### [TASK TO COMPLETE]
Please return the full listing below without altering anything.

============================================================

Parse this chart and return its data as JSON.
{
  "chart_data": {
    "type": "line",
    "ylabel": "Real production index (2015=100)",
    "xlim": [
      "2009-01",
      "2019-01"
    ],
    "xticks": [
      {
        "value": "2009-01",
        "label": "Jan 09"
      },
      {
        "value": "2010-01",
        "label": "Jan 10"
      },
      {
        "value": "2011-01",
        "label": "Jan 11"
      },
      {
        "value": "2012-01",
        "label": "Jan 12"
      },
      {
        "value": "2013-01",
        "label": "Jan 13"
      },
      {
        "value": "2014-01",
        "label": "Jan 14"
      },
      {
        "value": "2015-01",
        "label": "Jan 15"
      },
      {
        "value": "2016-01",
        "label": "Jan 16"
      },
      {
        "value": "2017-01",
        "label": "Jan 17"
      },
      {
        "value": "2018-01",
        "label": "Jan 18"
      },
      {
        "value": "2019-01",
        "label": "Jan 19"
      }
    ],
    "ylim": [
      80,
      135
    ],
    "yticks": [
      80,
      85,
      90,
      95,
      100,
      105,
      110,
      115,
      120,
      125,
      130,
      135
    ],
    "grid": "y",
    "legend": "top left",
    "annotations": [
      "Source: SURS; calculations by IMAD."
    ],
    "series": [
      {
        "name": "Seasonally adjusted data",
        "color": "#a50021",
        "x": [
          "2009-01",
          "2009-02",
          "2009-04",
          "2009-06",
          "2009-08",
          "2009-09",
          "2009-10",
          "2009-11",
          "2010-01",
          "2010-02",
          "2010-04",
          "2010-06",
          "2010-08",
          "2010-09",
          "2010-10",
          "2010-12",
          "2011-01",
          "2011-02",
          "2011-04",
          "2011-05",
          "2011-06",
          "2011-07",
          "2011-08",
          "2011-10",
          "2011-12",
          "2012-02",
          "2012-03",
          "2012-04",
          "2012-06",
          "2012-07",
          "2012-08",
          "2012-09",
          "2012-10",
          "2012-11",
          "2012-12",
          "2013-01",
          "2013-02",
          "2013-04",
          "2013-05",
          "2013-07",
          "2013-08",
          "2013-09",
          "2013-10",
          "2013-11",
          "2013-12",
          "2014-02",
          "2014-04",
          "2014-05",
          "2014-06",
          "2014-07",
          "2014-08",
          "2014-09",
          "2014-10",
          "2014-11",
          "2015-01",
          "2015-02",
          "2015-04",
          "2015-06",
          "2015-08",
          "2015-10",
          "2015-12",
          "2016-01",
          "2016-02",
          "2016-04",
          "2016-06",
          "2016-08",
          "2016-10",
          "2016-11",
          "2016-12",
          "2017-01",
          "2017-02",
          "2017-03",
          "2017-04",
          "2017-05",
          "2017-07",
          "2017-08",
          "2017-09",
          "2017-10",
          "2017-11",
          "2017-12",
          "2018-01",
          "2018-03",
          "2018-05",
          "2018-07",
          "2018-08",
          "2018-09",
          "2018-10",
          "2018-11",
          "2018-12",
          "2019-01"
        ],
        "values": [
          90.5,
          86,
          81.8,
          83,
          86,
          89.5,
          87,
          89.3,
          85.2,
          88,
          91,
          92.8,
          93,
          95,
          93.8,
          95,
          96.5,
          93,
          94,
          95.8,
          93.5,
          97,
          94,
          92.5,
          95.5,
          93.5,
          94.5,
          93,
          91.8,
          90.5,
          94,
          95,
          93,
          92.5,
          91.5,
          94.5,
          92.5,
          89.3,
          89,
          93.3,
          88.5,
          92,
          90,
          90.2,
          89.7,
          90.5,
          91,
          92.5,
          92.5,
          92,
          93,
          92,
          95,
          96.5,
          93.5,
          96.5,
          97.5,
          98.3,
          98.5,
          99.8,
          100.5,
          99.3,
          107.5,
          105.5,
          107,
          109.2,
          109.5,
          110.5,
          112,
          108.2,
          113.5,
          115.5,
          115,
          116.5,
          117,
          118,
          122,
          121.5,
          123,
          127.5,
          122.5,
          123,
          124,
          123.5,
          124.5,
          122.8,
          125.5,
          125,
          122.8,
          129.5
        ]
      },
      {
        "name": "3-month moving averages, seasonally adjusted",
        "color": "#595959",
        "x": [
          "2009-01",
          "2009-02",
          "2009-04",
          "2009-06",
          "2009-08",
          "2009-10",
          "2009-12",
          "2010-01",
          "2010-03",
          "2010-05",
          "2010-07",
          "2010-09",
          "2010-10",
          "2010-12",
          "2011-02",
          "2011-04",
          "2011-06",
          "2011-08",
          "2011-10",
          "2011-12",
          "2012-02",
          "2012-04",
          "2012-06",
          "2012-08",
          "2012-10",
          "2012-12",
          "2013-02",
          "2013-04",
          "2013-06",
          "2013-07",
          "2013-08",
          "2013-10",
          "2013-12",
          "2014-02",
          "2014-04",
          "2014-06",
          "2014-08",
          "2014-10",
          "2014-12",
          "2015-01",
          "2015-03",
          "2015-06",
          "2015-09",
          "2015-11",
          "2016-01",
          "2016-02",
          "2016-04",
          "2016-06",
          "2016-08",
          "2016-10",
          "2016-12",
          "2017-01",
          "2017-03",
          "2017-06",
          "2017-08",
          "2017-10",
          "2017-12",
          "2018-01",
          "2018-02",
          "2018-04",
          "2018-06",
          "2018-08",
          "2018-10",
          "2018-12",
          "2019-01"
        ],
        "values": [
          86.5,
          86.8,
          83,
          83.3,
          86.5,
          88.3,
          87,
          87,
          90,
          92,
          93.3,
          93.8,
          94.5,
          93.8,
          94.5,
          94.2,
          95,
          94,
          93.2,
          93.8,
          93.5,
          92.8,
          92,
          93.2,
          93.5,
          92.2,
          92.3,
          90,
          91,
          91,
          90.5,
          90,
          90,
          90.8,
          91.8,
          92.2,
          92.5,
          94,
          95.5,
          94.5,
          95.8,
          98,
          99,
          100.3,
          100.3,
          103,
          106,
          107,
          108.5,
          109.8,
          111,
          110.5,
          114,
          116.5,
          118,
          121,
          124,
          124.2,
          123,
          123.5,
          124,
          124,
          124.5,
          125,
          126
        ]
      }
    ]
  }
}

============================================================

### [EXERCISE OUTPUT]
Parse this chart and return its data as JSON.
{
  "chart_data": {
    "type": "line",
    "ylabel": "Real production index (2015=100)",
    "xlim": [
      "2009-01",
      "2019-01"
    ],
    "xticks": [
      {
        "value": "2009-01",
        "label": "Jan 09"
      },
      {
        "value": "2010-01",
        "label": "Jan 10"
      },
      {
        "value": "2011-01",
        "label": "Jan 11"
      },
      {
        "value": "2012-01",
        "label": "Jan 12"
      },
      {
        "value": "2013-01",
        "label": "Jan 13"
      },
      {
        "value": "2014-01",
        "label": "Jan 14"
      },
      {
        "value": "2015-01",
        "label": "Jan 15"
      },
      {
        "value": "2016-01",
        "label": "Jan 16"
      },
      {
        "value": "2017-01",
        "label": "Jan 17"
      },
      {
        "value": "2018-01",
        "label": "Jan 18"
      },
      {
        "value": "2019-01",
        "label": "Jan 19"
      }
    ],
    "ylim": [
      80,
      135
    ],
    "yticks": [
      80,
      85,
      90,
      95,
      100,
      105,
      110,
      115,
      120,
      125,
      130,
      135
    ],
    "grid": "y",
    "legend": "top left",
    "annotations": [
      "Source: SURS; calculations by IMAD."
    ],
    "series": [
      {
        "name": "Seasonally adjusted data",
        "color": "#a50021",
        "x": [
          "2009-01",
          "2009-02",
          "2009-04",
          "2009-06",
          "2009-08",
          "2009-09",
          "2009-10",
          "2009-11",
          "2010-01",
          "2010-02",
          "2010-04",
          "2010-06",
          "2010-08",
          "2010-09",
          "2010-10",
          "2010-12",
          "2011-01",
          "2011-02",
          "2011-04",
          "2011-05",
          "2011-06",
          "2011-07",
          "2011-08",
          "2011-10",
          "2011-12",
          "2012-02",
          "2012-03",
          "2012-04",
          "2012-06",
          "2012-07",
          "2012-08",
          "2012-09",
          "2012-10",
          "2012-11",
          "2012-12",
          "2013-01",
          "2013-02",
          "2013-04",
          "2013-05",
          "2013-07",
          "2013-08",
          "2013-09",
          "2013-10",
          "2013-11",
          "2013-12",
          "2014-02",
          "2014-04",
          "2014-05",
          "2014-06",
          "2014-07",
          "2014-08",
          "2014-09",
          "2014-10",
          "2014-11",
          "2015-01",
          "2015-02",
          "2015-04",
          "2015-06",
          "2015-08",
          "2015-10",
          "2015-12",
          "2016-01",
          "2016-02",
          "2016-04",
          "2016-06",
          "2016-08",
          "2016-10",
          "2016-11",
          "2016-12",
          "2017-01",
          "2017-02",
          "2017-03",
          "2017-04",
          "2017-05",
          "2017-07",
          "2017-08",
          "2017-09",
          "2017-10",
          "2017-11",
          "2017-12",
          "2018-01",
          "2018-03",
          "2018-05",
          "2018-07",
          "2018-08",
          "2018-09",
          "2018-10",
          "2018-11",
          "2018-12",
          "2019-01"
        ],
        "values": [
          90.5,
          86,
          81.8,
          83,
          86,
          89.5,
          87,
          89.3,
          85.2,
          88,
          91,
          92.8,
          93,
          95,
          93.8,
          95,
          96.5,
          93,
          94,
          95.8,
          93.5,
          97,
          94,
          92.5,
          95.5,
          93.5,
          94.5,
          93,
          91.8,
          90.5,
          94,
          95,
          93,
          92.5,
          91.5,
          94.5,
          92.5,
          89.3,
          89,
          93.3,
          88.5,
          92,
          90,
          90.2,
          89.7,
          90.5,
          91,
          92.5,
          92.5,
          92,
          93,
          92,
          95,
          96.5,
          93.5,
          96.5,
          97.5,
          98.3,
          98.5,
          99.8,
          100.5,
          99.3,
          107.5,
          105.5,
          107,
          109.2,
          109.5,
          110.5,
          112,
          108.2,
          113.5,
          115.5,
          115,
          116.5,
          117,
          118,
          122,
          121.5,
          123,
          127.5,
          122.5,
          123,
          124,
          123.5,
          124.5,
          122.8,
          125.5,
          125,
          122.8,
          129.5
        ]
      },
      {
        "name": "3-month moving averages, seasonally adjusted",
        "color": "#595959",
        "x": [
          "2009-01",
          "2009-02",
          "2009-04",
          "2009-06",
          "2009-08",
          "2009-10",
          "2009-12",
          "2010-01",
          "2010-03",
          "2010-05",
          "2010-07",
          "2010-09",
          "2010-10",
          "2010-12",
          "2011-02",
          "2011-04",
          "2011-06",
          "2011-08",
          "2011-10",
          "2011-12",
          "2012-02",
          "2012-04",
          "2012-06",
          "2012-08",
          "2012-10",
          "2012-12",
          "2013-02",
          "2013-04",
          "2013-06",
          "2013-07",
          "2013-08",
          "2013-10",
          "2013-12",
          "2014-02",
          "2014-04",
          "2014-06",
          "2014-08",
          "2014-10",
          "2014-12",
          "2015-01",
          "2015-03",
          "2015-06",
          "2015-09",
          "2015-11",
          "2016-01",
          "2016-02",
          "2016-04",
          "2016-06",
          "2016-08",
          "2016-10",
          "2016-12",
          "2017-01",
          "2017-03",
          "2017-06",
          "2017-08",
          "2017-10",
          "2017-12",
          "2018-01",
          "2018-02",
          "2018-04",
          "2018-06",
          "2018-08",
          "2018-10",
          "2018-12",
          "2019-01"
        ],
        "values": [
          86.5,
          86.8,
          83,
          83.3,
          86.5,
          88.3,
          87,
          87,
          90,
          92,
          93.3,
          93.8,
          94.5,
          93.8,
          94.5,
          94.2,
          95,
          94,
          93.2,
          93.8,
          93.5,
          92.8,
          92,
          93.2,
          93.5,
          92.2,
          92.3,
          90,
          91,
          91,
          90.5,
          90,
          90,
          90.8,
          91.8,
          92.2,
          92.5,
          94,
          95.5,
          94.5,
          95.8,
          98,
          99,
          100.3,
          100.3,
          103,
          106,
          107,
          108.5,
          109.8,
          111,
          110.5,
          114,
          116.5,
          118,
          121,
          124,
          124.2,
          123,
          123.5,
          124,
          124,
          124.5,
          125,
          126
        ]
      }
    ]
  }
}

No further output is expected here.